Exercise task >> Check every line of the entries below for the word "present", and copy the ones that have it.
# Items start
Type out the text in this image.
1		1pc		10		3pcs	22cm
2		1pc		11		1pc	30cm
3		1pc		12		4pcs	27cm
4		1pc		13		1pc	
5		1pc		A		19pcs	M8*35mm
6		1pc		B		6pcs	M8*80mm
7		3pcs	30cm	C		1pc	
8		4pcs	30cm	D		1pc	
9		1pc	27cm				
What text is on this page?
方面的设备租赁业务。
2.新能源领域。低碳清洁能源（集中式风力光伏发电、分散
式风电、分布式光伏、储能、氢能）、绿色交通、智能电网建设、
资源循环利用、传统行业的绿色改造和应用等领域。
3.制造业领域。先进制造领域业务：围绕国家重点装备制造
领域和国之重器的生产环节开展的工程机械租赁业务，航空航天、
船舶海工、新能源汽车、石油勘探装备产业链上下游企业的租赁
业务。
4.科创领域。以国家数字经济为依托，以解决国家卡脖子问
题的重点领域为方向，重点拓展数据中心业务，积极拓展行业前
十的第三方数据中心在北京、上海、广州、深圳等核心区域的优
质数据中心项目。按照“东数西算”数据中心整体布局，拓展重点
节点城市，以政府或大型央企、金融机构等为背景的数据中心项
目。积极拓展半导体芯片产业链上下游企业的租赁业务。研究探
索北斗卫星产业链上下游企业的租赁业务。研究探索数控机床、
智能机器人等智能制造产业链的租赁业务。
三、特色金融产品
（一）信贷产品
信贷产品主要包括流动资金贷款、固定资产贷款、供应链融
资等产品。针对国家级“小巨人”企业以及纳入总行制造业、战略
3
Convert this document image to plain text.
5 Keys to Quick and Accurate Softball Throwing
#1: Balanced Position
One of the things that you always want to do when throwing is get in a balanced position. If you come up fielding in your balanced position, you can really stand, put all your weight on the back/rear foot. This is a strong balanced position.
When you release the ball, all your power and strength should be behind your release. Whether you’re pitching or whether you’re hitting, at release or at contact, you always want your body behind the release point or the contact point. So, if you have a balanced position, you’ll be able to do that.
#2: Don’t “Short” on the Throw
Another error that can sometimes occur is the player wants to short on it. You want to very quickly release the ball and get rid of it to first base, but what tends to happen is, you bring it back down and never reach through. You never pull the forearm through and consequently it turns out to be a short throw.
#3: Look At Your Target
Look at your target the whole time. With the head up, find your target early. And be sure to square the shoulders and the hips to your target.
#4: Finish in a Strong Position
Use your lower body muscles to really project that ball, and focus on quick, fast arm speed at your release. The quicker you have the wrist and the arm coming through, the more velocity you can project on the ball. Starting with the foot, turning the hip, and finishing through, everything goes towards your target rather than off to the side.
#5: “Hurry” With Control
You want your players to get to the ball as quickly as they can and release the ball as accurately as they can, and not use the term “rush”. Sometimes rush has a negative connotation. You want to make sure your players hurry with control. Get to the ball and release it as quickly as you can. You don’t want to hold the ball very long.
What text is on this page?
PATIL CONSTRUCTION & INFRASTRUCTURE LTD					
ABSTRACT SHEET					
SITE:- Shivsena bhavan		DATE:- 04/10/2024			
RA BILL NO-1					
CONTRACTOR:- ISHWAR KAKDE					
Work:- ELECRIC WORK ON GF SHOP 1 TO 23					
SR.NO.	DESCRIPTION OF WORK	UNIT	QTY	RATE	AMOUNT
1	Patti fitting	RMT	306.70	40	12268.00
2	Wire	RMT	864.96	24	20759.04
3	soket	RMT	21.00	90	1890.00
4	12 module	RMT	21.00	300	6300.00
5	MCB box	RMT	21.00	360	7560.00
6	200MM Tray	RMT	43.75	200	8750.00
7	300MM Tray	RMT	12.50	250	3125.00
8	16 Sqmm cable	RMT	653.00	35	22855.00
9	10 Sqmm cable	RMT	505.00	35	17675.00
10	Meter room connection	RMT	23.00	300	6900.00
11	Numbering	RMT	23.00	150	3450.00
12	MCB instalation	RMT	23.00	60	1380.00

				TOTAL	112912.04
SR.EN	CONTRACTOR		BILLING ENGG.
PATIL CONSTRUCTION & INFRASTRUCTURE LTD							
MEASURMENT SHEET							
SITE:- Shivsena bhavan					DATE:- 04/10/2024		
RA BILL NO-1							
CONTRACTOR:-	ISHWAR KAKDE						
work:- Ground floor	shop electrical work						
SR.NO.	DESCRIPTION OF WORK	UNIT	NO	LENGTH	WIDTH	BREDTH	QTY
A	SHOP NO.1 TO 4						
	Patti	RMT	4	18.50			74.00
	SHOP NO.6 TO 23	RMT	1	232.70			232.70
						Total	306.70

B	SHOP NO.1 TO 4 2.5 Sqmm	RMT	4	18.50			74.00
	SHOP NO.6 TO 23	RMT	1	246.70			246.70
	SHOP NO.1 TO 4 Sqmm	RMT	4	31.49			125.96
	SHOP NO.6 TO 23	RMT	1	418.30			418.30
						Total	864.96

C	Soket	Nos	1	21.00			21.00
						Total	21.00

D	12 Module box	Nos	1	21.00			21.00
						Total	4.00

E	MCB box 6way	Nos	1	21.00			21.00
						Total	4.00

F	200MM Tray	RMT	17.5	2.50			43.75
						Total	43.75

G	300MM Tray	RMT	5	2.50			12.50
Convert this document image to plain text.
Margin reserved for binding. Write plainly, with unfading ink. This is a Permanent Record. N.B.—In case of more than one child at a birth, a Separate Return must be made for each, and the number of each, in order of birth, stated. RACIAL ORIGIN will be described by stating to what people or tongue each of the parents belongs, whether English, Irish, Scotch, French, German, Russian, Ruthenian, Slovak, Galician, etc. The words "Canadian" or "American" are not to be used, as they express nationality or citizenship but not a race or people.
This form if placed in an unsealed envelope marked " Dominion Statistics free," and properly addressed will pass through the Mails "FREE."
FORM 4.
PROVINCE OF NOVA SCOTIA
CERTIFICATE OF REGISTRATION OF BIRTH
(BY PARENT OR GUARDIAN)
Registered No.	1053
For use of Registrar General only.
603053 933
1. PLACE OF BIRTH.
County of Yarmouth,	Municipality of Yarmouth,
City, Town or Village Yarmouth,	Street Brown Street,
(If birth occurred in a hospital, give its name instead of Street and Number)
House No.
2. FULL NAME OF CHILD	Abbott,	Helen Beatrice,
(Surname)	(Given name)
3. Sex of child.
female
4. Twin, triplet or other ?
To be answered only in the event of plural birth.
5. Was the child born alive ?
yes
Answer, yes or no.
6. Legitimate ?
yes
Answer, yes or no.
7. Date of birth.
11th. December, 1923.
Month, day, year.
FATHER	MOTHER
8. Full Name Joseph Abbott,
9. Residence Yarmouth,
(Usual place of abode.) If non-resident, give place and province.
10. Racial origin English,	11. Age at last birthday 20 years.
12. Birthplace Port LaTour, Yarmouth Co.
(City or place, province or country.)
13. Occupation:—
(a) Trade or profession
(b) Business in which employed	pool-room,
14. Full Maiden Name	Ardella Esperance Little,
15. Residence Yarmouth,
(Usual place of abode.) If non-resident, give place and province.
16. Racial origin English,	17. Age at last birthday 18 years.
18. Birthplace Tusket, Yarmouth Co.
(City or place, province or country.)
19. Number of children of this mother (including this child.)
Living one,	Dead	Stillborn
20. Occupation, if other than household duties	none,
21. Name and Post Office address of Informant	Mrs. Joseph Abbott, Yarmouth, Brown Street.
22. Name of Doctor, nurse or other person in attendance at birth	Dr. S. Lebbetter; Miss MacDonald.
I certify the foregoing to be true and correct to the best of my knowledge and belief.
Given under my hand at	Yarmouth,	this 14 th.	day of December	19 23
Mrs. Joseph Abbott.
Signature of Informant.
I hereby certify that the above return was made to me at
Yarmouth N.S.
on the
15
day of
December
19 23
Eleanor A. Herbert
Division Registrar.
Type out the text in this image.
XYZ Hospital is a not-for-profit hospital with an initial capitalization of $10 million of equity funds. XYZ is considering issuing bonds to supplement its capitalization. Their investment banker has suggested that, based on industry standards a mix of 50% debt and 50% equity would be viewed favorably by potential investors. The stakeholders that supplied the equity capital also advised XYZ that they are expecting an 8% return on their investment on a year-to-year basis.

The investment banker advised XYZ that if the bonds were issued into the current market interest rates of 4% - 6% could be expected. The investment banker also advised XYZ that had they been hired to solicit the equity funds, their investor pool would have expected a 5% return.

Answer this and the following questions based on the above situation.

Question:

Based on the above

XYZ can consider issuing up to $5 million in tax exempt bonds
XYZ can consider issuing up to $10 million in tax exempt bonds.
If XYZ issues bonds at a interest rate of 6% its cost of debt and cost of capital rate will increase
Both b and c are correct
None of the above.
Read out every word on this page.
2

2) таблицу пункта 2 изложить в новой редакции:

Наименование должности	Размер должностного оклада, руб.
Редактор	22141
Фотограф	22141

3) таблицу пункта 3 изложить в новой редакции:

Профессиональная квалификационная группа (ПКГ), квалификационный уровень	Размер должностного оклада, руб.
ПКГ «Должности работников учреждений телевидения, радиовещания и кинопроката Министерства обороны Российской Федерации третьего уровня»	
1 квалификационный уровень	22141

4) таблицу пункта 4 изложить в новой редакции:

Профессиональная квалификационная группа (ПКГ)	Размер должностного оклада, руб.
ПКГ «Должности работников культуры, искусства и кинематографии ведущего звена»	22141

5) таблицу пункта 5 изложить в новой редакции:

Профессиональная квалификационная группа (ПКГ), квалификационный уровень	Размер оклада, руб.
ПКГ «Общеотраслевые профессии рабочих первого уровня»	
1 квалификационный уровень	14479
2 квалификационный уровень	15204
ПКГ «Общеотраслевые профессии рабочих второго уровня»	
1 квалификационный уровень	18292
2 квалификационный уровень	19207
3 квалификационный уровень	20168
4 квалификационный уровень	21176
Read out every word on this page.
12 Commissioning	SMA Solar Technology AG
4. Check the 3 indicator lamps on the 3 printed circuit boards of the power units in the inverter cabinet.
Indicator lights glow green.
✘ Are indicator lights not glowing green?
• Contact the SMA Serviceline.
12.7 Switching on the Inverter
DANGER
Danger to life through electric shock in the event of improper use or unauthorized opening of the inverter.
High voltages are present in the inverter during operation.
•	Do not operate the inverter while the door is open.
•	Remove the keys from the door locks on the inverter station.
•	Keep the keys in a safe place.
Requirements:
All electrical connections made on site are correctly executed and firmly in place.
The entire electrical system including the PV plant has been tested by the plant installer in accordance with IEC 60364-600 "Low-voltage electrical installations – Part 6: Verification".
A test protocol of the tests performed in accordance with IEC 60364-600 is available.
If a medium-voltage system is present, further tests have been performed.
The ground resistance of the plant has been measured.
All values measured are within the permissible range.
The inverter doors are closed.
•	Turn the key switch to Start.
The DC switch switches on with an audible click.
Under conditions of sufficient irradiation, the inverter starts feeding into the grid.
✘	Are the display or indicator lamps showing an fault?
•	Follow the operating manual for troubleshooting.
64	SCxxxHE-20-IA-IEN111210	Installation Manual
# Items end
Reply to the exercise >>
High voltages are present in the inverter during operation.
If a medium-voltage system is present, further tests have been performed.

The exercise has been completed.